Filter the listing and keep only the lines with the word "xlabel".

Figure data in JSON
──────────

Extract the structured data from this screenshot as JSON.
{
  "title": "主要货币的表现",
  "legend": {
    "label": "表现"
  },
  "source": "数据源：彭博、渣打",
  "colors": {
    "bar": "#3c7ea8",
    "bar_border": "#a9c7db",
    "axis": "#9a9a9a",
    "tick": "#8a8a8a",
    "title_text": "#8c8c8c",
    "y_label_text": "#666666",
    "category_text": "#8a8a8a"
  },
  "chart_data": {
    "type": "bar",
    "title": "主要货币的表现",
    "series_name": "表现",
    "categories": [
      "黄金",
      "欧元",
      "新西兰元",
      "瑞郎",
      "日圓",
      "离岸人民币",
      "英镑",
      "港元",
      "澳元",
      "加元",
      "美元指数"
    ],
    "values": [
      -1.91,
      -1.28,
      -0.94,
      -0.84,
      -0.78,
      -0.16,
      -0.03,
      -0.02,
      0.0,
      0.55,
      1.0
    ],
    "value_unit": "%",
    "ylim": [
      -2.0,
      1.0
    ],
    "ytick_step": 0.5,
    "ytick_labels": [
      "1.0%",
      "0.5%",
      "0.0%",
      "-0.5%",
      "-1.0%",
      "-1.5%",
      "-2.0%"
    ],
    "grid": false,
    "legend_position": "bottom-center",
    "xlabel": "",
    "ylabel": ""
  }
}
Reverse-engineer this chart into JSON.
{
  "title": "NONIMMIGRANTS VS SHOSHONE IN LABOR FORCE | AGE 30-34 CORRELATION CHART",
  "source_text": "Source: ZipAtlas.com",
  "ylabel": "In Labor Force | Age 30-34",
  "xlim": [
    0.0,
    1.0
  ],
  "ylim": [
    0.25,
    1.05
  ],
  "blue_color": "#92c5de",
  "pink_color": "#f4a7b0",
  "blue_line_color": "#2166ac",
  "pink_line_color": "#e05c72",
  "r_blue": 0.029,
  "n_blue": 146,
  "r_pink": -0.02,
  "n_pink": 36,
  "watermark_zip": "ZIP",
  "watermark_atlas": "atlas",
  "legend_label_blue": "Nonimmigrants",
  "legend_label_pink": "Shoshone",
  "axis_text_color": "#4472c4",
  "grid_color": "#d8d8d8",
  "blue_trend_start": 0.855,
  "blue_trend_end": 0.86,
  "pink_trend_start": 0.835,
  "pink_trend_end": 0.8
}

──────────

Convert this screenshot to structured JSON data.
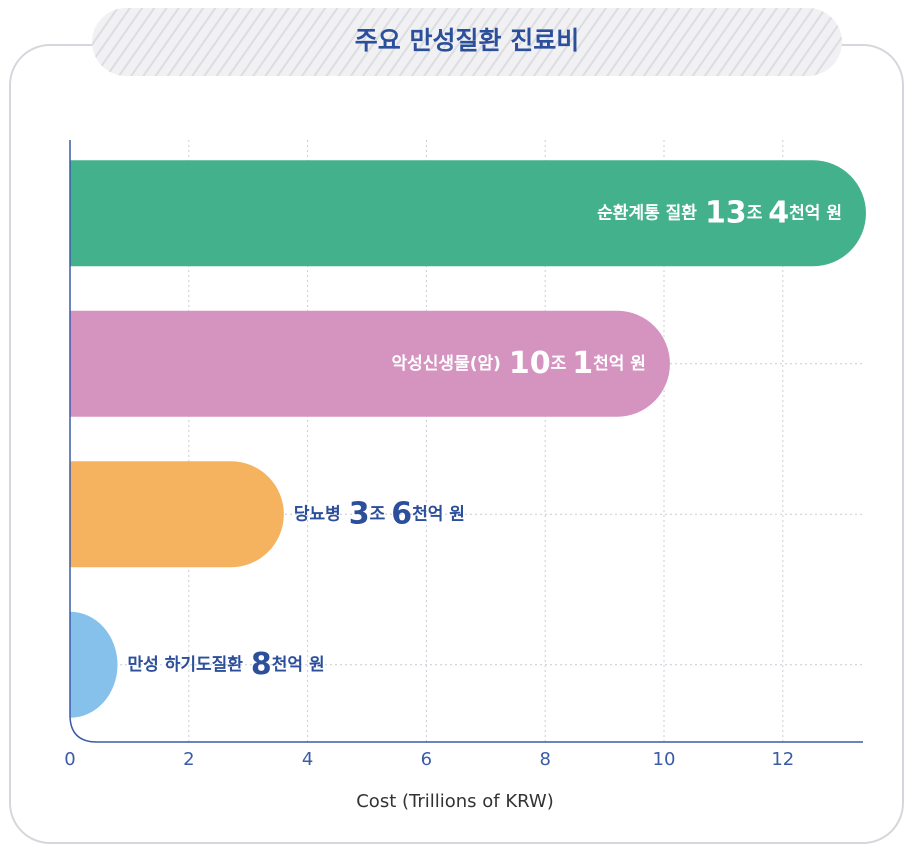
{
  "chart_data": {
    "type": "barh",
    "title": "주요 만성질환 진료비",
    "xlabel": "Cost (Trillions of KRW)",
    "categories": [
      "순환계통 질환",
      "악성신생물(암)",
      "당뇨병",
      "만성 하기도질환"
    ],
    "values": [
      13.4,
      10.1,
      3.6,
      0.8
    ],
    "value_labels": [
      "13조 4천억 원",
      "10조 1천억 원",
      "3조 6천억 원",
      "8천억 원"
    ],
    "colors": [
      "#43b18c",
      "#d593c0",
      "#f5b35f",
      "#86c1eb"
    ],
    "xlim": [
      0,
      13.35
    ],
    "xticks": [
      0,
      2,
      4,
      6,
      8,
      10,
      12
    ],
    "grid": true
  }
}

──────────

FINISHED EXERCISE:
    "xlabel": "",
    "xlabel": "Cost (Trillions of KRW)",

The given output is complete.